— Start PROVIDED RECORDS —
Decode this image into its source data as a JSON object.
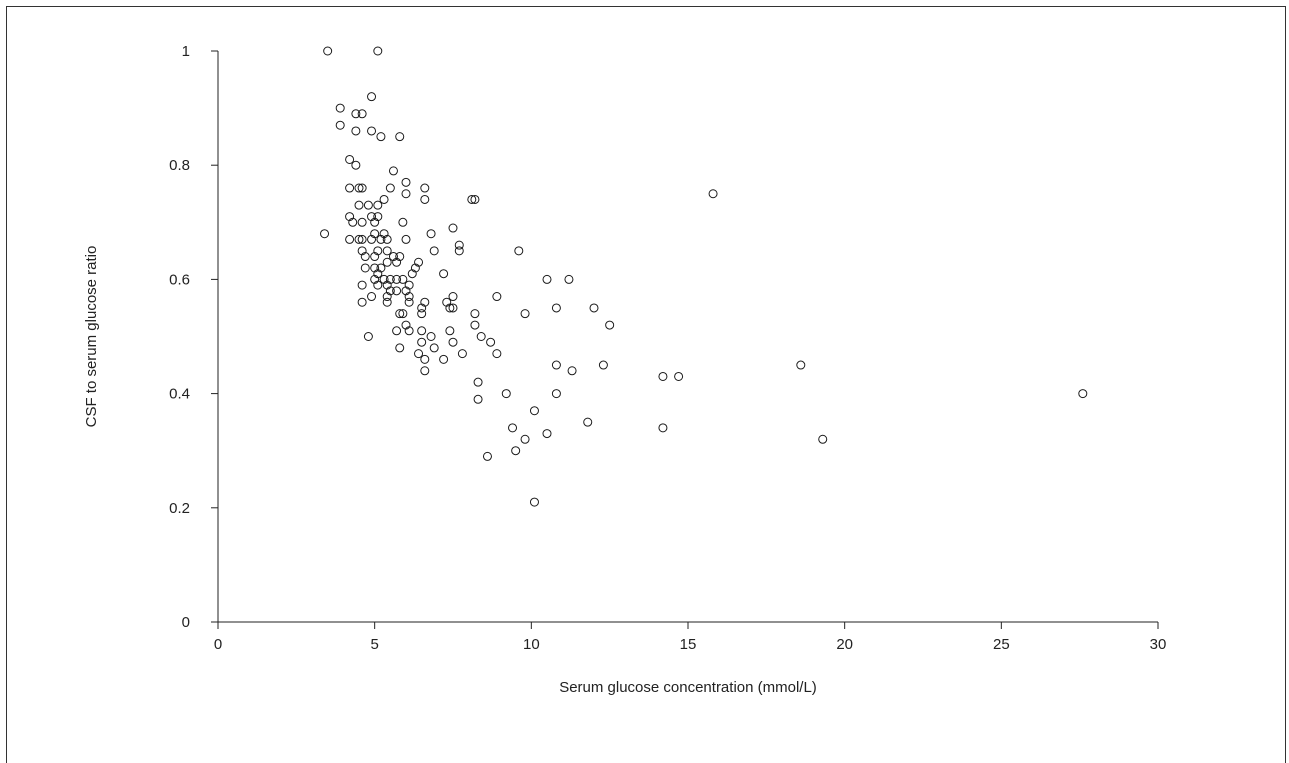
{
  "chart_data": {
    "type": "scatter",
    "title": "",
    "xlabel": "Serum glucose concentration (mmol/L)",
    "ylabel": "CSF to serum glucose ratio",
    "xlim": [
      0,
      30
    ],
    "ylim": [
      0,
      1
    ],
    "xticks": [
      0,
      5,
      10,
      15,
      20,
      25,
      30
    ],
    "yticks": [
      0,
      0.2,
      0.4,
      0.6,
      0.8,
      1
    ],
    "ytick_labels": [
      "0",
      "0.2",
      "0.4",
      "0.6",
      "0.8",
      "1"
    ],
    "grid": false,
    "marker": "open-circle",
    "marker_color": "#1a1a1a",
    "points": [
      [
        3.5,
        1.0
      ],
      [
        5.1,
        1.0
      ],
      [
        4.9,
        0.92
      ],
      [
        3.9,
        0.9
      ],
      [
        3.9,
        0.87
      ],
      [
        4.4,
        0.89
      ],
      [
        4.6,
        0.89
      ],
      [
        4.4,
        0.86
      ],
      [
        4.9,
        0.86
      ],
      [
        5.8,
        0.85
      ],
      [
        5.2,
        0.85
      ],
      [
        4.2,
        0.81
      ],
      [
        4.4,
        0.8
      ],
      [
        5.6,
        0.79
      ],
      [
        4.2,
        0.76
      ],
      [
        4.5,
        0.76
      ],
      [
        4.6,
        0.76
      ],
      [
        6.0,
        0.77
      ],
      [
        6.6,
        0.76
      ],
      [
        5.5,
        0.76
      ],
      [
        6.0,
        0.75
      ],
      [
        6.6,
        0.74
      ],
      [
        5.3,
        0.74
      ],
      [
        8.1,
        0.74
      ],
      [
        8.2,
        0.74
      ],
      [
        4.5,
        0.73
      ],
      [
        4.8,
        0.73
      ],
      [
        5.1,
        0.73
      ],
      [
        4.2,
        0.71
      ],
      [
        4.9,
        0.71
      ],
      [
        5.1,
        0.71
      ],
      [
        5.9,
        0.7
      ],
      [
        4.6,
        0.7
      ],
      [
        4.3,
        0.7
      ],
      [
        5.0,
        0.7
      ],
      [
        7.5,
        0.69
      ],
      [
        3.4,
        0.68
      ],
      [
        5.0,
        0.68
      ],
      [
        5.3,
        0.68
      ],
      [
        6.8,
        0.68
      ],
      [
        4.2,
        0.67
      ],
      [
        4.5,
        0.67
      ],
      [
        4.6,
        0.67
      ],
      [
        4.9,
        0.67
      ],
      [
        5.2,
        0.67
      ],
      [
        5.4,
        0.67
      ],
      [
        6.0,
        0.67
      ],
      [
        7.7,
        0.66
      ],
      [
        4.6,
        0.65
      ],
      [
        5.1,
        0.65
      ],
      [
        5.4,
        0.65
      ],
      [
        6.9,
        0.65
      ],
      [
        7.7,
        0.65
      ],
      [
        9.6,
        0.65
      ],
      [
        4.7,
        0.64
      ],
      [
        5.0,
        0.64
      ],
      [
        5.6,
        0.64
      ],
      [
        5.8,
        0.64
      ],
      [
        5.4,
        0.63
      ],
      [
        6.4,
        0.63
      ],
      [
        5.7,
        0.63
      ],
      [
        4.7,
        0.62
      ],
      [
        5.0,
        0.62
      ],
      [
        5.2,
        0.62
      ],
      [
        6.3,
        0.62
      ],
      [
        6.2,
        0.61
      ],
      [
        7.2,
        0.61
      ],
      [
        5.1,
        0.61
      ],
      [
        5.0,
        0.6
      ],
      [
        5.3,
        0.6
      ],
      [
        5.5,
        0.6
      ],
      [
        5.7,
        0.6
      ],
      [
        5.9,
        0.6
      ],
      [
        10.5,
        0.6
      ],
      [
        11.2,
        0.6
      ],
      [
        4.6,
        0.59
      ],
      [
        5.1,
        0.59
      ],
      [
        5.4,
        0.59
      ],
      [
        6.1,
        0.59
      ],
      [
        5.5,
        0.58
      ],
      [
        5.7,
        0.58
      ],
      [
        6.0,
        0.58
      ],
      [
        4.9,
        0.57
      ],
      [
        5.4,
        0.57
      ],
      [
        6.1,
        0.57
      ],
      [
        7.5,
        0.57
      ],
      [
        8.9,
        0.57
      ],
      [
        4.6,
        0.56
      ],
      [
        5.4,
        0.56
      ],
      [
        6.1,
        0.56
      ],
      [
        6.6,
        0.56
      ],
      [
        7.3,
        0.56
      ],
      [
        7.4,
        0.55
      ],
      [
        7.5,
        0.55
      ],
      [
        10.8,
        0.55
      ],
      [
        12.0,
        0.55
      ],
      [
        6.5,
        0.55
      ],
      [
        5.8,
        0.54
      ],
      [
        5.9,
        0.54
      ],
      [
        6.5,
        0.54
      ],
      [
        8.2,
        0.54
      ],
      [
        9.8,
        0.54
      ],
      [
        5.7,
        0.51
      ],
      [
        6.0,
        0.52
      ],
      [
        6.1,
        0.51
      ],
      [
        6.5,
        0.51
      ],
      [
        7.4,
        0.51
      ],
      [
        8.2,
        0.52
      ],
      [
        12.5,
        0.52
      ],
      [
        4.8,
        0.5
      ],
      [
        6.8,
        0.5
      ],
      [
        8.4,
        0.5
      ],
      [
        6.5,
        0.49
      ],
      [
        7.5,
        0.49
      ],
      [
        8.7,
        0.49
      ],
      [
        5.8,
        0.48
      ],
      [
        6.9,
        0.48
      ],
      [
        6.4,
        0.47
      ],
      [
        7.8,
        0.47
      ],
      [
        8.9,
        0.47
      ],
      [
        6.6,
        0.46
      ],
      [
        7.2,
        0.46
      ],
      [
        6.6,
        0.44
      ],
      [
        11.3,
        0.44
      ],
      [
        10.8,
        0.45
      ],
      [
        12.3,
        0.45
      ],
      [
        18.6,
        0.45
      ],
      [
        14.2,
        0.43
      ],
      [
        14.7,
        0.43
      ],
      [
        8.3,
        0.42
      ],
      [
        15.8,
        0.75
      ],
      [
        8.3,
        0.39
      ],
      [
        9.2,
        0.4
      ],
      [
        10.8,
        0.4
      ],
      [
        27.6,
        0.4
      ],
      [
        10.1,
        0.37
      ],
      [
        11.8,
        0.35
      ],
      [
        9.4,
        0.34
      ],
      [
        14.2,
        0.34
      ],
      [
        10.5,
        0.33
      ],
      [
        9.8,
        0.32
      ],
      [
        19.3,
        0.32
      ],
      [
        9.5,
        0.3
      ],
      [
        8.6,
        0.29
      ],
      [
        10.1,
        0.21
      ]
    ]
  }
}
— End PROVIDED RECORDS —
### THE PROBLEM
Any pictures should be dropped; transcribe the rest of the records above exactly.

### WRITTEN SOLUTION
Decode this image into its source data as a JSON object.
{
  "chart_data": {
    "type": "scatter",
    "title": "",
    "xlabel": "Serum glucose concentration (mmol/L)",
    "ylabel": "CSF to serum glucose ratio",
    "xlim": [
      0,
      30
    ],
    "ylim": [
      0,
      1
    ],
    "xticks": [
      0,
      5,
      10,
      15,
      20,
      25,
      30
    ],
    "yticks": [
      0,
      0.2,
      0.4,
      0.6,
      0.8,
      1
    ],
    "ytick_labels": [
      "0",
      "0.2",
      "0.4",
      "0.6",
      "0.8",
      "1"
    ],
    "grid": false,
    "marker": "open-circle",
    "marker_color": "#1a1a1a",
    "points": [
      [
        3.5,
        1.0
      ],
      [
        5.1,
        1.0
      ],
      [
        4.9,
        0.92
      ],
      [
        3.9,
        0.9
      ],
      [
        3.9,
        0.87
      ],
      [
        4.4,
        0.89
      ],
      [
        4.6,
        0.89
      ],
      [
        4.4,
        0.86
      ],
      [
        4.9,
        0.86
      ],
      [
        5.8,
        0.85
      ],
      [
        5.2,
        0.85
      ],
      [
        4.2,
        0.81
      ],
      [
        4.4,
        0.8
      ],
      [
        5.6,
        0.79
      ],
      [
        4.2,
        0.76
      ],
      [
        4.5,
        0.76
      ],
      [
        4.6,
        0.76
      ],
      [
        6.0,
        0.77
      ],
      [
        6.6,
        0.76
      ],
      [
        5.5,
        0.76
      ],
      [
        6.0,
        0.75
      ],
      [
        6.6,
        0.74
      ],
      [
        5.3,
        0.74
      ],
      [
        8.1,
        0.74
      ],
      [
        8.2,
        0.74
      ],
      [
        4.5,
        0.73
      ],
      [
        4.8,
        0.73
      ],
      [
        5.1,
        0.73
      ],
      [
        4.2,
        0.71
      ],
      [
        4.9,
        0.71
      ],
      [
        5.1,
        0.71
      ],
      [
        5.9,
        0.7
      ],
      [
        4.6,
        0.7
      ],
      [
        4.3,
        0.7
      ],
      [
        5.0,
        0.7
      ],
      [
        7.5,
        0.69
      ],
      [
        3.4,
        0.68
      ],
      [
        5.0,
        0.68
      ],
      [
        5.3,
        0.68
      ],
      [
        6.8,
        0.68
      ],
      [
        4.2,
        0.67
      ],
      [
        4.5,
        0.67
      ],
      [
        4.6,
        0.67
      ],
      [
        4.9,
        0.67
      ],
      [
        5.2,
        0.67
      ],
      [
        5.4,
        0.67
      ],
      [
        6.0,
        0.67
      ],
      [
        7.7,
        0.66
      ],
      [
        4.6,
        0.65
      ],
      [
        5.1,
        0.65
      ],
      [
        5.4,
        0.65
      ],
      [
        6.9,
        0.65
      ],
      [
        7.7,
        0.65
      ],
      [
        9.6,
        0.65
      ],
      [
        4.7,
        0.64
      ],
      [
        5.0,
        0.64
      ],
      [
        5.6,
        0.64
      ],
      [
        5.8,
        0.64
      ],
      [
        5.4,
        0.63
      ],
      [
        6.4,
        0.63
      ],
      [
        5.7,
        0.63
      ],
      [
        4.7,
        0.62
      ],
      [
        5.0,
        0.62
      ],
      [
        5.2,
        0.62
      ],
      [
        6.3,
        0.62
      ],
      [
        6.2,
        0.61
      ],
      [
        7.2,
        0.61
      ],
      [
        5.1,
        0.61
      ],
      [
        5.0,
        0.6
      ],
      [
        5.3,
        0.6
      ],
      [
        5.5,
        0.6
      ],
      [
        5.7,
        0.6
      ],
      [
        5.9,
        0.6
      ],
      [
        10.5,
        0.6
      ],
      [
        11.2,
        0.6
      ],
      [
        4.6,
        0.59
      ],
      [
        5.1,
        0.59
      ],
      [
        5.4,
        0.59
      ],
      [
        6.1,
        0.59
      ],
      [
        5.5,
        0.58
      ],
      [
        5.7,
        0.58
      ],
      [
        6.0,
        0.58
      ],
      [
        4.9,
        0.57
      ],
      [
        5.4,
        0.57
      ],
      [
        6.1,
        0.57
      ],
      [
        7.5,
        0.57
      ],
      [
        8.9,
        0.57
      ],
      [
        4.6,
        0.56
      ],
      [
        5.4,
        0.56
      ],
      [
        6.1,
        0.56
      ],
      [
        6.6,
        0.56
      ],
      [
        7.3,
        0.56
      ],
      [
        7.4,
        0.55
      ],
      [
        7.5,
        0.55
      ],
      [
        10.8,
        0.55
      ],
      [
        12.0,
        0.55
      ],
      [
        6.5,
        0.55
      ],
      [
        5.8,
        0.54
      ],
      [
        5.9,
        0.54
      ],
      [
        6.5,
        0.54
      ],
      [
        8.2,
        0.54
      ],
      [
        9.8,
        0.54
      ],
      [
        5.7,
        0.51
      ],
      [
        6.0,
        0.52
      ],
      [
        6.1,
        0.51
      ],
      [
        6.5,
        0.51
      ],
      [
        7.4,
        0.51
      ],
      [
        8.2,
        0.52
      ],
      [
        12.5,
        0.52
      ],
      [
        4.8,
        0.5
      ],
      [
        6.8,
        0.5
      ],
      [
        8.4,
        0.5
      ],
      [
        6.5,
        0.49
      ],
      [
        7.5,
        0.49
      ],
      [
        8.7,
        0.49
      ],
      [
        5.8,
        0.48
      ],
      [
        6.9,
        0.48
      ],
      [
        6.4,
        0.47
      ],
      [
        7.8,
        0.47
      ],
      [
        8.9,
        0.47
      ],
      [
        6.6,
        0.46
      ],
      [
        7.2,
        0.46
      ],
      [
        6.6,
        0.44
      ],
      [
        11.3,
        0.44
      ],
      [
        10.8,
        0.45
      ],
      [
        12.3,
        0.45
      ],
      [
        18.6,
        0.45
      ],
      [
        14.2,
        0.43
      ],
      [
        14.7,
        0.43
      ],
      [
        8.3,
        0.42
      ],
      [
        15.8,
        0.75
      ],
      [
        8.3,
        0.39
      ],
      [
        9.2,
        0.4
      ],
      [
        10.8,
        0.4
      ],
      [
        27.6,
        0.4
      ],
      [
        10.1,
        0.37
      ],
      [
        11.8,
        0.35
      ],
      [
        9.4,
        0.34
      ],
      [
        14.2,
        0.34
      ],
      [
        10.5,
        0.33
      ],
      [
        9.8,
        0.32
      ],
      [
        19.3,
        0.32
      ],
      [
        9.5,
        0.3
      ],
      [
        8.6,
        0.29
      ],
      [
        10.1,
        0.21
      ]
    ]
  }
}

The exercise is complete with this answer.